Extracted text
###
2005-03-29 02:38:39

by Chen, Kenneth W

[permalink] [raw]
Subject: [patch] optimization: defer bio_vec deallocation

Kernel needs at least one bio and one bio_vec structure to process one I/O.
For every I/O, kernel also does two pairs of mempool_alloc/free, one for
bio and one for bio_vec. It is not exactly cheap in setup/tear down bio_vec
structure. bio_alloc_bs() does more things in that function other than the
minimally required mempool_alloc().
###
Written task 1
How would you sum up the patch note in two sentences?

Bounding box entries
###
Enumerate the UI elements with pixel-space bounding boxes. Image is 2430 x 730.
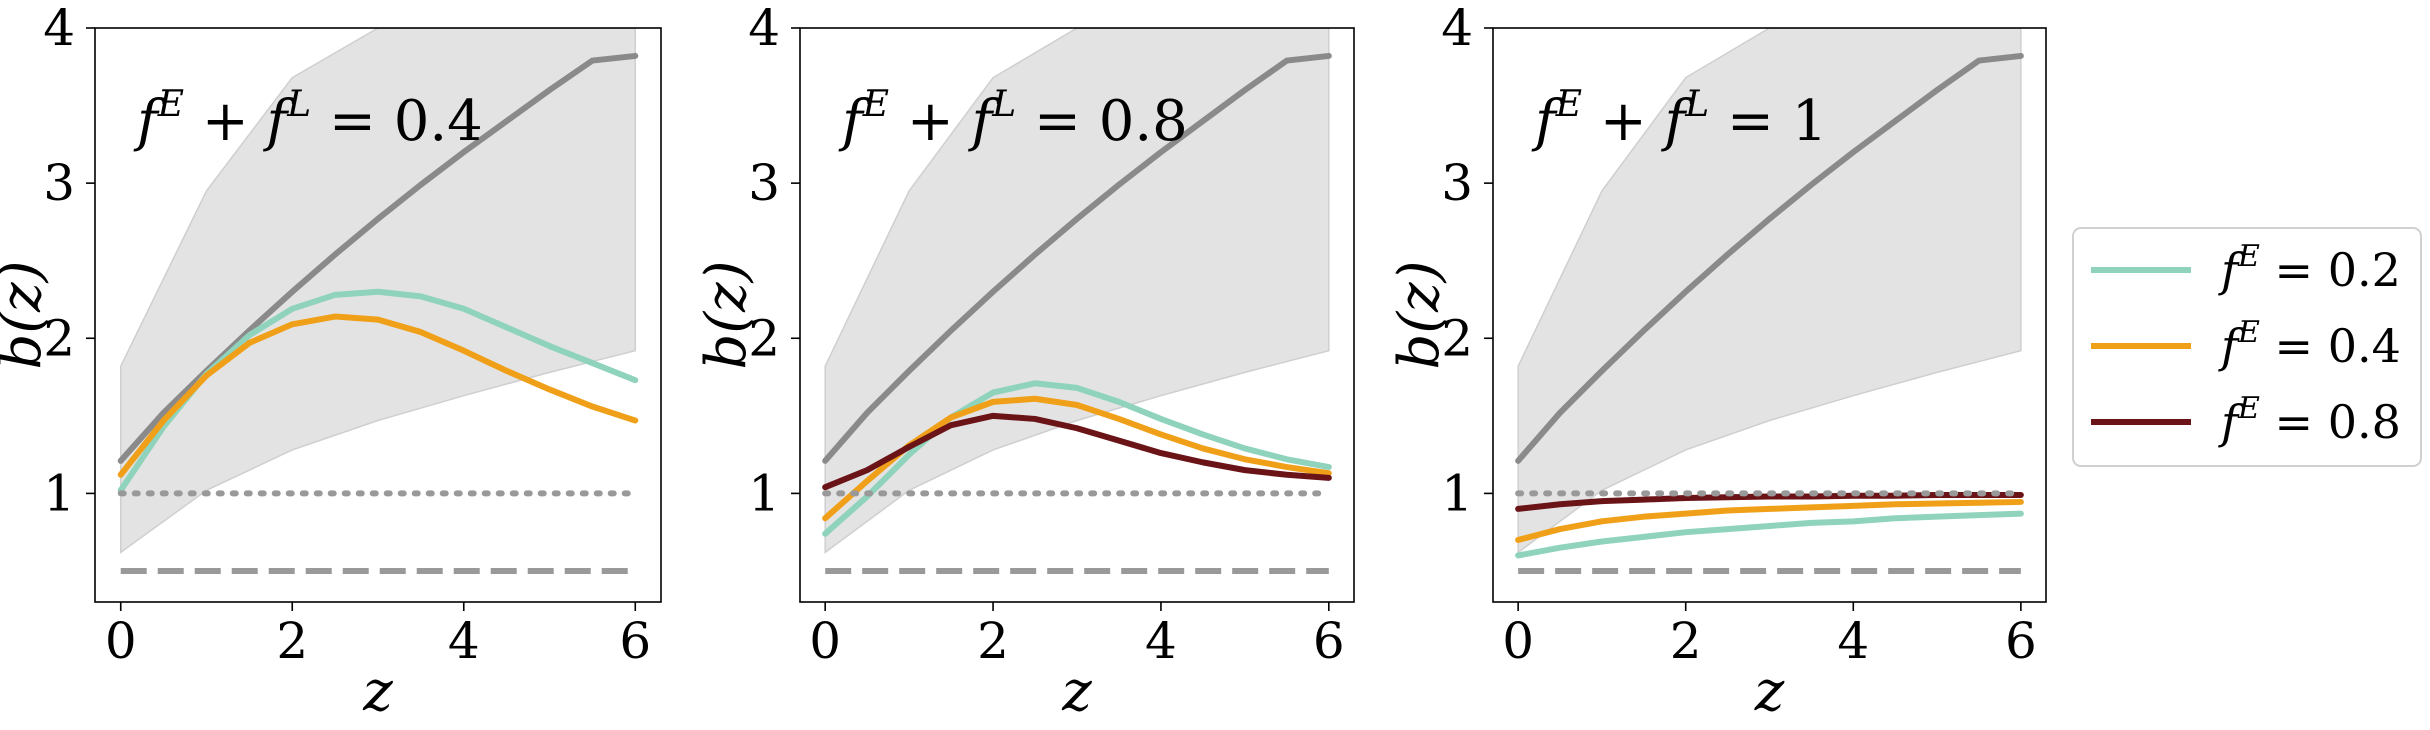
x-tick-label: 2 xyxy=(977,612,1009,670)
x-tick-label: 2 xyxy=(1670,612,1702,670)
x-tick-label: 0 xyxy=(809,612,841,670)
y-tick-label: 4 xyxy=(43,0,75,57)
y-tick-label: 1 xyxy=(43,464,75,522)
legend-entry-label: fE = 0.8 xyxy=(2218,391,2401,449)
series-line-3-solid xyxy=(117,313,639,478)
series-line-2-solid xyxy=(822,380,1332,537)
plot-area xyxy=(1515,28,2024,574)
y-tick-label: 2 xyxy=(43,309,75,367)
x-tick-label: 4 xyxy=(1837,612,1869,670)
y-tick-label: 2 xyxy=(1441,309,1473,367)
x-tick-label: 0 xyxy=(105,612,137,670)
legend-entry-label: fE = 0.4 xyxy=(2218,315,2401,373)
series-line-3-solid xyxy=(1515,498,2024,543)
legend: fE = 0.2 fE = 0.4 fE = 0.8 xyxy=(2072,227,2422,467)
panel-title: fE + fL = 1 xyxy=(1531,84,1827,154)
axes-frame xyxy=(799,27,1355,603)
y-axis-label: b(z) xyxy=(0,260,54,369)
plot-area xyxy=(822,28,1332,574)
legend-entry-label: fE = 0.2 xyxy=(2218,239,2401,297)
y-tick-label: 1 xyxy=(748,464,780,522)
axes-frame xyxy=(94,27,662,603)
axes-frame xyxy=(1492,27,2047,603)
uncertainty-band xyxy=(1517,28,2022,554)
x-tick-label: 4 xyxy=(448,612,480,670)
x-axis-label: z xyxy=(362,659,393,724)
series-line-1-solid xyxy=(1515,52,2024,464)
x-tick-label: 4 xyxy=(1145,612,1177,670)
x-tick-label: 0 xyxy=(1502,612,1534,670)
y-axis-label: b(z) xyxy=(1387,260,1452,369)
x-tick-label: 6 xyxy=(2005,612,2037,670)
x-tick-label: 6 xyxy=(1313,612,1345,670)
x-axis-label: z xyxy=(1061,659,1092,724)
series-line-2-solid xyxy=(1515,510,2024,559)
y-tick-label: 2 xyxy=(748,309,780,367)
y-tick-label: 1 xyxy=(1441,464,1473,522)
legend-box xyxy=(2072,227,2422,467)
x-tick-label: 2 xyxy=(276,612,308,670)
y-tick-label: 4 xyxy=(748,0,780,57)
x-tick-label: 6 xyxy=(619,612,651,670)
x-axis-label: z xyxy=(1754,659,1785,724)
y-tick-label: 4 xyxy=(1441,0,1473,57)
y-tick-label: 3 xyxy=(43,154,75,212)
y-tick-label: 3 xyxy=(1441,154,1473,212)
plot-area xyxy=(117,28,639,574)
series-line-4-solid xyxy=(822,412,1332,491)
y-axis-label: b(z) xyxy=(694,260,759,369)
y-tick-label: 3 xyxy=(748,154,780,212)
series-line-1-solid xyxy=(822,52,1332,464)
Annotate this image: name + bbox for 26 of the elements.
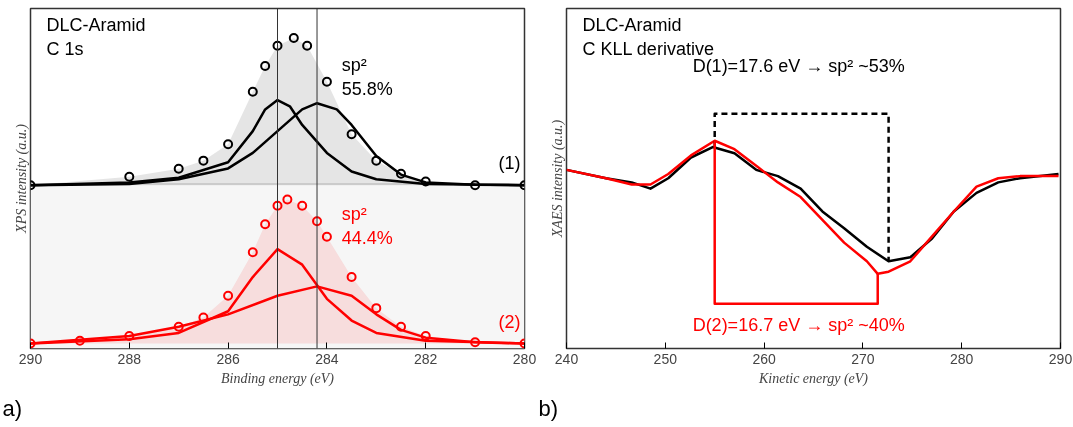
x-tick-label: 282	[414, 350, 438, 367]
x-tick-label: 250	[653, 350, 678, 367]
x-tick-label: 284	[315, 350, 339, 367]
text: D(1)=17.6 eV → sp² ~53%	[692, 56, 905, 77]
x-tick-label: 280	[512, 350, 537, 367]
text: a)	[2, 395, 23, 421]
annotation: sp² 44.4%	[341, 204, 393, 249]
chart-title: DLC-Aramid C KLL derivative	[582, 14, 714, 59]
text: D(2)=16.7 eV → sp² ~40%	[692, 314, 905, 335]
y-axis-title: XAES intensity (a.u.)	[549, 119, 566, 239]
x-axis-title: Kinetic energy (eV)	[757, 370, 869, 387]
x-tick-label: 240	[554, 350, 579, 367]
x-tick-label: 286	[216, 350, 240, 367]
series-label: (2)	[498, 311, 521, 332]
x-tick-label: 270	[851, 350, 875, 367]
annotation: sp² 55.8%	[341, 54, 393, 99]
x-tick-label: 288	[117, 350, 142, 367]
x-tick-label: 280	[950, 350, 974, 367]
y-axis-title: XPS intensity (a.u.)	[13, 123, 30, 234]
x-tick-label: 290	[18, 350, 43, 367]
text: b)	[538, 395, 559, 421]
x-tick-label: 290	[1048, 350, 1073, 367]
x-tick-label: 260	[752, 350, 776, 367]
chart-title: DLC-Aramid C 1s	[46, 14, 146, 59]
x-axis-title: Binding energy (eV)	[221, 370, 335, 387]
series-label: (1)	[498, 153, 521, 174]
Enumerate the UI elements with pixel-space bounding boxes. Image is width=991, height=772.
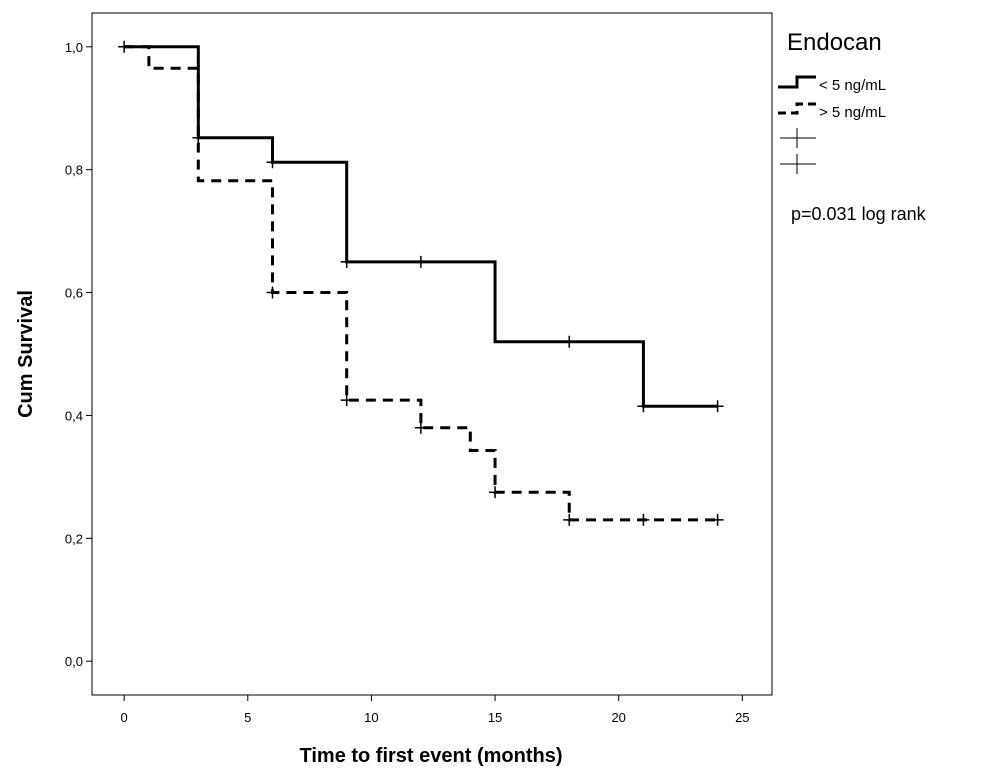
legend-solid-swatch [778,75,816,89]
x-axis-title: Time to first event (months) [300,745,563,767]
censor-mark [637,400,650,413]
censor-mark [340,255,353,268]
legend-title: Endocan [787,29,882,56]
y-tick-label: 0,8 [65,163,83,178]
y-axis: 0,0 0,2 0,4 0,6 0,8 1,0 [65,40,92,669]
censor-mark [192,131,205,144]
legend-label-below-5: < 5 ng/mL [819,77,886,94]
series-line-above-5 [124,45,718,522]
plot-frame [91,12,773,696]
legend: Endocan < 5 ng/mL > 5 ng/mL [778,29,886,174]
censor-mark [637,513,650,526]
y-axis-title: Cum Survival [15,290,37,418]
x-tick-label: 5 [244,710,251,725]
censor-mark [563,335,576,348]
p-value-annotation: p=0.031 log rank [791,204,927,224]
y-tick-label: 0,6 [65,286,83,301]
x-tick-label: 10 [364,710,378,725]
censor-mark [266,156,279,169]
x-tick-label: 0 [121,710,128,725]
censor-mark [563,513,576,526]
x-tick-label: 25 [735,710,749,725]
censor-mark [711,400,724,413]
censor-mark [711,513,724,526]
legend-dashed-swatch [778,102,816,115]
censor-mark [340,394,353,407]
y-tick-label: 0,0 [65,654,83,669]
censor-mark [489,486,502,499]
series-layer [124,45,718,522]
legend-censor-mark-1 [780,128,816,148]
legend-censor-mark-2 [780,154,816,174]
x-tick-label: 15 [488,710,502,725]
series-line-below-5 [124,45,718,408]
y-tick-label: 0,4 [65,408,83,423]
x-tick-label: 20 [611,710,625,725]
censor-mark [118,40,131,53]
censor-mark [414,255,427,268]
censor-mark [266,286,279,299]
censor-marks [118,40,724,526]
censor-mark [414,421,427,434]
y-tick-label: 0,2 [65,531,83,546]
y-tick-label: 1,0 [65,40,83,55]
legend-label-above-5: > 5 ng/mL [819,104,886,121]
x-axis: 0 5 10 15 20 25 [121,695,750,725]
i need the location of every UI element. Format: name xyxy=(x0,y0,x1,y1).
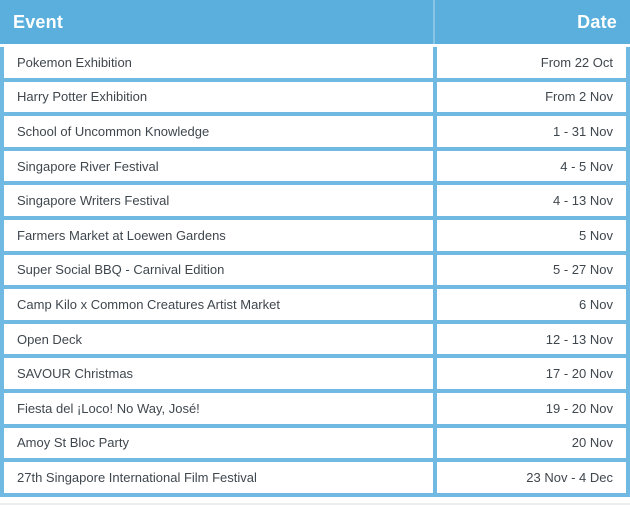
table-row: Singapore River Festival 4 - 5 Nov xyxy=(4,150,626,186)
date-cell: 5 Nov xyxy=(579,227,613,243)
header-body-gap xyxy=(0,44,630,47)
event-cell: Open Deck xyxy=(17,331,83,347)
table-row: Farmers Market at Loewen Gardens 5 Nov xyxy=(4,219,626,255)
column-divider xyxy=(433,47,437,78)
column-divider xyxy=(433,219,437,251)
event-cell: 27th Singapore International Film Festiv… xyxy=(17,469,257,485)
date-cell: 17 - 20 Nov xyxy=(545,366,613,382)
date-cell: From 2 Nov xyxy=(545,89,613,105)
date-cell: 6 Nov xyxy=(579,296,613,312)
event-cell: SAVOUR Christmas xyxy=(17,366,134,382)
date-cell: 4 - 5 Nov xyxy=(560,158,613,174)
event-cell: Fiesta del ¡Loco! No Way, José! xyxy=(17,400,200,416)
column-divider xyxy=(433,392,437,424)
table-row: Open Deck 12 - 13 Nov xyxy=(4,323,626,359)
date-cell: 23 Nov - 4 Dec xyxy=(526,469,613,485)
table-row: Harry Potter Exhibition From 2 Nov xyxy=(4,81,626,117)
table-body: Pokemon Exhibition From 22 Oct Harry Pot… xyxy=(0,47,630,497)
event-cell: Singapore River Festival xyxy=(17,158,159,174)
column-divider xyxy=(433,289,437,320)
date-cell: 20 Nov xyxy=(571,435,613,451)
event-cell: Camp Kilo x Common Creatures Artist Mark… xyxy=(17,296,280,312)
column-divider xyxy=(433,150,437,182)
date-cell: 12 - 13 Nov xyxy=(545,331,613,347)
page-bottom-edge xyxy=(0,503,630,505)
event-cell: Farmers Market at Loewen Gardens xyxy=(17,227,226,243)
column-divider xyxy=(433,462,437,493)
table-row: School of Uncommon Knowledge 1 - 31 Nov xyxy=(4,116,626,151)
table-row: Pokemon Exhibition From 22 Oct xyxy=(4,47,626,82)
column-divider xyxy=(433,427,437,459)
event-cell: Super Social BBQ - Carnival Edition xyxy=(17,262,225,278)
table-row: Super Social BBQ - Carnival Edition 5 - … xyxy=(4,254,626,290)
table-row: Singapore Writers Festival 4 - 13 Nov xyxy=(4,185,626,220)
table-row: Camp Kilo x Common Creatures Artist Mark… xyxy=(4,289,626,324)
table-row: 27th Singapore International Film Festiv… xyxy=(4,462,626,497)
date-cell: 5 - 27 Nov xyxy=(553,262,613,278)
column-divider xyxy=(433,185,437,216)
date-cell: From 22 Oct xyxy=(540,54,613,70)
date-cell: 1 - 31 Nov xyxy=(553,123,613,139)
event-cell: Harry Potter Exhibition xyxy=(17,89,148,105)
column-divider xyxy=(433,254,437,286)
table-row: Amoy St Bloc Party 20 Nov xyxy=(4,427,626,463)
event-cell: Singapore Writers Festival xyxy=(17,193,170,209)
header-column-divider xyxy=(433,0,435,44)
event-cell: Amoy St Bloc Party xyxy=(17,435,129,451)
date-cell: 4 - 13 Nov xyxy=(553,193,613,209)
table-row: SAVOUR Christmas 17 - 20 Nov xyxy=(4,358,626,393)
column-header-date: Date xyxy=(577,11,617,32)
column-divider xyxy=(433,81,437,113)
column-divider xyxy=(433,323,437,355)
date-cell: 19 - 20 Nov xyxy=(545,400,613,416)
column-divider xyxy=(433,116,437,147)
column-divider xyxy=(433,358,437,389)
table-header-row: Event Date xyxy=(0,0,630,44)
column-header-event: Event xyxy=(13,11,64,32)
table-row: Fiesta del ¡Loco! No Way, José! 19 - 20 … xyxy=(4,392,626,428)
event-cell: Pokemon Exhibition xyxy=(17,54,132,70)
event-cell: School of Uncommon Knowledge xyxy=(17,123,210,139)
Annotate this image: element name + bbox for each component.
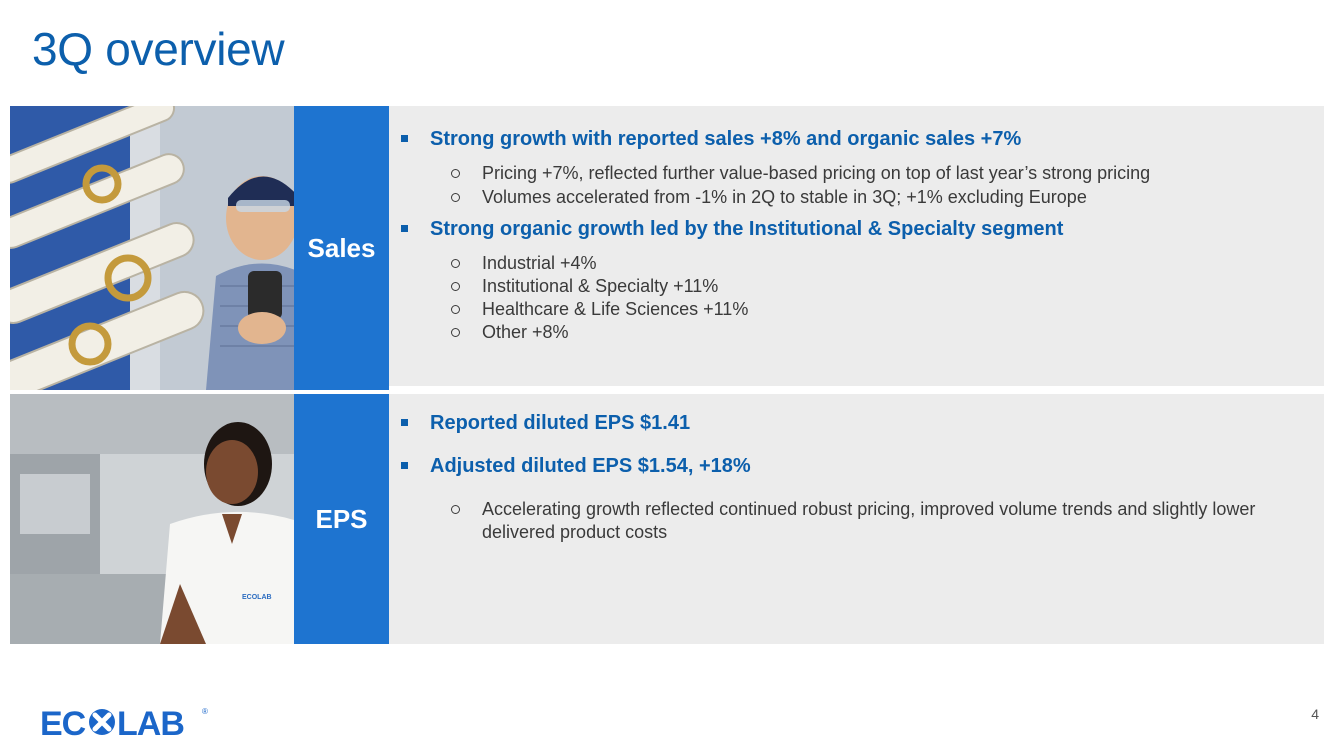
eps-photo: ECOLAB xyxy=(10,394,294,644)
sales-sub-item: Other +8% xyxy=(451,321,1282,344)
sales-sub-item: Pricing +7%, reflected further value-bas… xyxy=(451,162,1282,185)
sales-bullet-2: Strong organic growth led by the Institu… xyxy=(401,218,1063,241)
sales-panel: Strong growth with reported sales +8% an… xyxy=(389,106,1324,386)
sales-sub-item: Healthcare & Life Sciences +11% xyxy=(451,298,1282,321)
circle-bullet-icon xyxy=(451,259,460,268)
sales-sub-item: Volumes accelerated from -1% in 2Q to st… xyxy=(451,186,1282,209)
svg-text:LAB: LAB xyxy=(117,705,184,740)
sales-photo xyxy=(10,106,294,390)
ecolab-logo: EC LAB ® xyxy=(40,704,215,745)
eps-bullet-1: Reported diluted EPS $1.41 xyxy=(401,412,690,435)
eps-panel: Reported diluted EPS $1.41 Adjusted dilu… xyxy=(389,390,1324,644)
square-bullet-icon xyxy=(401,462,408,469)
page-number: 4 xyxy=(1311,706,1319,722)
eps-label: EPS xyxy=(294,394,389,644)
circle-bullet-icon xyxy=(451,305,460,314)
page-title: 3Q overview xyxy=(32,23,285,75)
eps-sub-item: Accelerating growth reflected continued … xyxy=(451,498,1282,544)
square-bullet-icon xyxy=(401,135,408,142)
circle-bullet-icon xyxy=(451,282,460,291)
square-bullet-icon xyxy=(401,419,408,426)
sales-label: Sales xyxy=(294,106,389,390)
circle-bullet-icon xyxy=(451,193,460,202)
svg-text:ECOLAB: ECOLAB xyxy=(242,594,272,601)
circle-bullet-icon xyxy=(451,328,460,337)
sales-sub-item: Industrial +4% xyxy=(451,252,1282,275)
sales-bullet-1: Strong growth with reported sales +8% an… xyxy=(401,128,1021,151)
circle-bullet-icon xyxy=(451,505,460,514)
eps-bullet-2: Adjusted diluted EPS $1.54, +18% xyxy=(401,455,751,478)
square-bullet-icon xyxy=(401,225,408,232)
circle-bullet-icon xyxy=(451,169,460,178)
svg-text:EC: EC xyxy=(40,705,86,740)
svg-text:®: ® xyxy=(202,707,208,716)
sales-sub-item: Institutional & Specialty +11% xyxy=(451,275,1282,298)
###
Written task 2
In the records, edit the lines starting at the one containing "x-tick-label: 2 xyxy=(977,612,1009,670)" and ending at the one containing "legend-entry-label: fE = 0.8" so that "x-tick-label" becomes "x-axis-tick", and return only those lines.

Correct response 1
The patch note, titled "optimization: defer bio_vec deallocation," says that the kernel needs at least one bio and one bio_vec structure to process one I/O and does two pairs of mempool_alloc/free for every I/O, one for bio and one for bio_vec. It also says that setting up and tearing down the bio_vec structure is not exactly cheap, and that bio_alloc_bs() does more than the minimally required mempool_alloc().

Correct response 2
x-axis-tick: 2 xyxy=(977,612,1009,670)
x-axis-tick: 2 xyxy=(1670,612,1702,670)
x-axis-tick: 0 xyxy=(809,612,841,670)
y-tick-label: 4 xyxy=(43,0,75,57)
y-tick-label: 1 xyxy=(43,464,75,522)
legend-entry-label: fE = 0.8 xyxy=(2218,391,2401,449)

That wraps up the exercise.